→ Exercise objective
Pick out every line holding the string "learning" and copy it.

→ Material supplied
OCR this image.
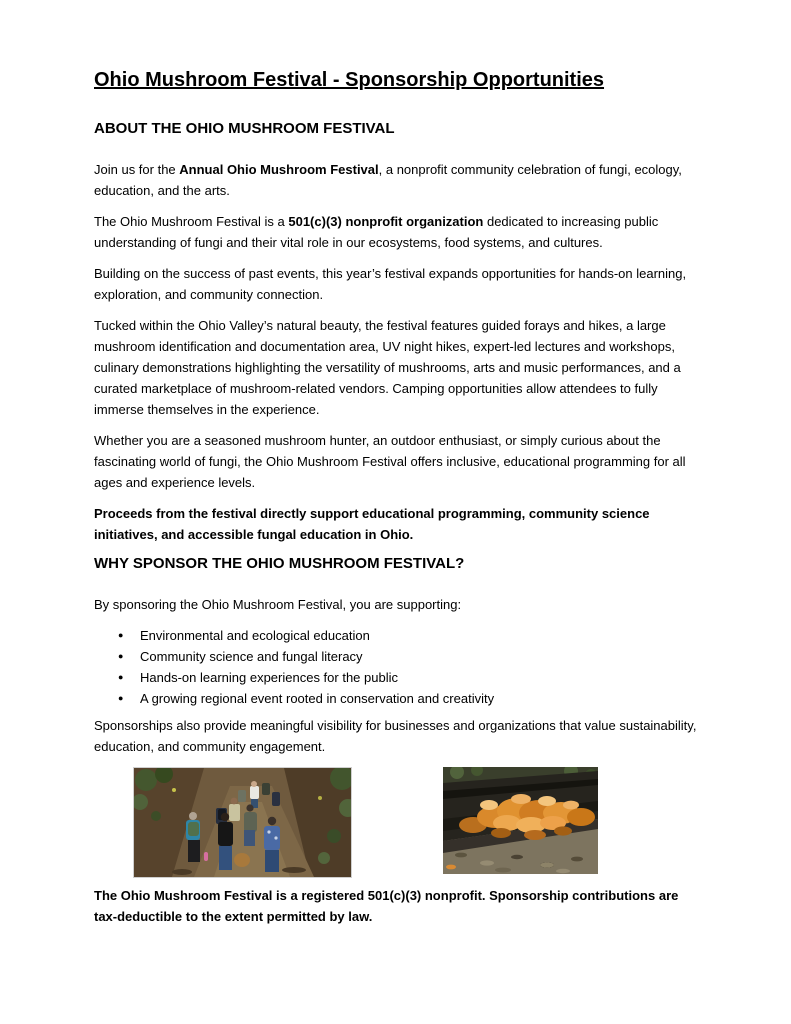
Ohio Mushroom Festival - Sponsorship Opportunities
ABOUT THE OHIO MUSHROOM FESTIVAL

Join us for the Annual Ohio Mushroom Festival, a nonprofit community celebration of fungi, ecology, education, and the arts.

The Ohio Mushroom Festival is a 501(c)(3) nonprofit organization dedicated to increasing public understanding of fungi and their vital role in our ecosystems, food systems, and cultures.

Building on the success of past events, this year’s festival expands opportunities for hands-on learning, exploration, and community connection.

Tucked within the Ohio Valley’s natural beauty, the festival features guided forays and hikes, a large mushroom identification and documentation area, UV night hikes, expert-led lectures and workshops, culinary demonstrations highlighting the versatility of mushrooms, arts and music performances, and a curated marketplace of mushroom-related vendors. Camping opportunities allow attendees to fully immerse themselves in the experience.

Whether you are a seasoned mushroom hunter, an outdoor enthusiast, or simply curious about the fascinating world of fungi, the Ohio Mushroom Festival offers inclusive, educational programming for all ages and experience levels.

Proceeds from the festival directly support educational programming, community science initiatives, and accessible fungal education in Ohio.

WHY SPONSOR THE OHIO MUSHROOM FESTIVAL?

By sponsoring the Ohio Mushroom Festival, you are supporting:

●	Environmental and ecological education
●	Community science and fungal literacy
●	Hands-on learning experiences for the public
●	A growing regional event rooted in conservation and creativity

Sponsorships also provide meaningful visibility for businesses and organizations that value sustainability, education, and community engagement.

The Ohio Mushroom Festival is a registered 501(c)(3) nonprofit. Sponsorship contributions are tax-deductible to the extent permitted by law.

...

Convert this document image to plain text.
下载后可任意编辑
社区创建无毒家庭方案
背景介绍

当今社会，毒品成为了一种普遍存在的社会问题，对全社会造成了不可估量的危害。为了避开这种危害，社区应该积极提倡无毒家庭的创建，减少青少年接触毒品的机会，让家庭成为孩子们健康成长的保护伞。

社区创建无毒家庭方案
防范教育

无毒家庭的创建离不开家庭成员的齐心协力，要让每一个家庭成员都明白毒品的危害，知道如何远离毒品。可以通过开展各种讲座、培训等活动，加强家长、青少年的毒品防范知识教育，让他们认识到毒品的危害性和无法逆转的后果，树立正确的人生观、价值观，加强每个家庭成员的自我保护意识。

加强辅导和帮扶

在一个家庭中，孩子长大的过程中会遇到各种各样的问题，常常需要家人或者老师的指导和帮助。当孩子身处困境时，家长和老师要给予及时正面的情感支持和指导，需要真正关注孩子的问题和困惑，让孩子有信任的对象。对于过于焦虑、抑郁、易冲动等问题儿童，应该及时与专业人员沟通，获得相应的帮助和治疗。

→ Written answer
Building on the success of past events, this year’s festival expands opportunities for hands-on learning, exploration, and community connection.
●	Hands-on learning experiences for the public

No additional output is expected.